Extracted data entries

******************************

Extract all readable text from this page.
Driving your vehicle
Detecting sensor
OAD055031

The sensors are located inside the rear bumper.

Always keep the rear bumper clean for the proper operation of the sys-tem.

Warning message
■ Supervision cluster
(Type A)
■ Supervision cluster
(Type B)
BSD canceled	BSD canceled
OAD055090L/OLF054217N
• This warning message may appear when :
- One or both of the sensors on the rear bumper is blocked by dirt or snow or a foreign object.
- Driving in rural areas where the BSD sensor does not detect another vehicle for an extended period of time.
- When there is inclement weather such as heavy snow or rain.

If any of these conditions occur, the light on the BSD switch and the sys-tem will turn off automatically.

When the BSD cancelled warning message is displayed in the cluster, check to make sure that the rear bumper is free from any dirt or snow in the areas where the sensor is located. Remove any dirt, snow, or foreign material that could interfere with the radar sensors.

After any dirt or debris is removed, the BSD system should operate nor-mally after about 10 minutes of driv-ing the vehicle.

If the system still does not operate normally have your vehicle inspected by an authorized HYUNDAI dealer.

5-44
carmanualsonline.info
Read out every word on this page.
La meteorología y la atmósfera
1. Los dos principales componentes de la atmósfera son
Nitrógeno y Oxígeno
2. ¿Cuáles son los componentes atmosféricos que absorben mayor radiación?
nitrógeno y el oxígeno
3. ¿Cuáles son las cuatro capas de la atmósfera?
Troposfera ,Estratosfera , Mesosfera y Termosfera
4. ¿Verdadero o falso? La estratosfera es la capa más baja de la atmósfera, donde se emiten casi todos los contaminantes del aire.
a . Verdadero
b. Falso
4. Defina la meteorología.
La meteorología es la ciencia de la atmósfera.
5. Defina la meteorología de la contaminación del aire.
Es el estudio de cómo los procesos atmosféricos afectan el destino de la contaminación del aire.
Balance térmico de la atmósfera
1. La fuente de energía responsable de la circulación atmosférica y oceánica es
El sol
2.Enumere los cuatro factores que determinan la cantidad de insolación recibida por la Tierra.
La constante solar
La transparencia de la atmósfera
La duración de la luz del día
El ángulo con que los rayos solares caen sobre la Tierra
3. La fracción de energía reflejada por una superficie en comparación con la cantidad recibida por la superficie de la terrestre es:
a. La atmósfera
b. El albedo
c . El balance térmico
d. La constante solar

******************************

» **Stated task**: Filter the records for lines holding the string "your". Copy each one.

» **Worked solution**:
Driving your vehicle
If the system still does not operate normally have your vehicle inspected by an authorized HYUNDAI dealer.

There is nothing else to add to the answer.